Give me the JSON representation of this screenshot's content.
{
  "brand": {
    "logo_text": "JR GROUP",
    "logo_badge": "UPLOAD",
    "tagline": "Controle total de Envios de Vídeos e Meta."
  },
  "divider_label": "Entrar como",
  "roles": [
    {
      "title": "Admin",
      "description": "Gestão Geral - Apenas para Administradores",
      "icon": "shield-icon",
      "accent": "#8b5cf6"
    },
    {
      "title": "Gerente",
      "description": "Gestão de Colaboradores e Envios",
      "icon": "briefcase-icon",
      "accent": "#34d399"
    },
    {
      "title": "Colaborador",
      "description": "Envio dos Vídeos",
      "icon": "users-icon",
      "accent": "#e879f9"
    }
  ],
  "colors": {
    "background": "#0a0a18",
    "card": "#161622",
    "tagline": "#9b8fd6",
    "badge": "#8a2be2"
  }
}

# DIRECTIVE:
Each record above should be repeated exactly as it appears.

# ANSWER:
Give me the JSON representation of this screenshot's content.
{
  "brand": {
    "logo_text": "JR GROUP",
    "logo_badge": "UPLOAD",
    "tagline": "Controle total de Envios de Vídeos e Meta."
  },
  "divider_label": "Entrar como",
  "roles": [
    {
      "title": "Admin",
      "description": "Gestão Geral - Apenas para Administradores",
      "icon": "shield-icon",
      "accent": "#8b5cf6"
    },
    {
      "title": "Gerente",
      "description": "Gestão de Colaboradores e Envios",
      "icon": "briefcase-icon",
      "accent": "#34d399"
    },
    {
      "title": "Colaborador",
      "description": "Envio dos Vídeos",
      "icon": "users-icon",
      "accent": "#e879f9"
    }
  ],
  "colors": {
    "background": "#0a0a18",
    "card": "#161622",
    "tagline": "#9b8fd6",
    "badge": "#8a2be2"
  }
}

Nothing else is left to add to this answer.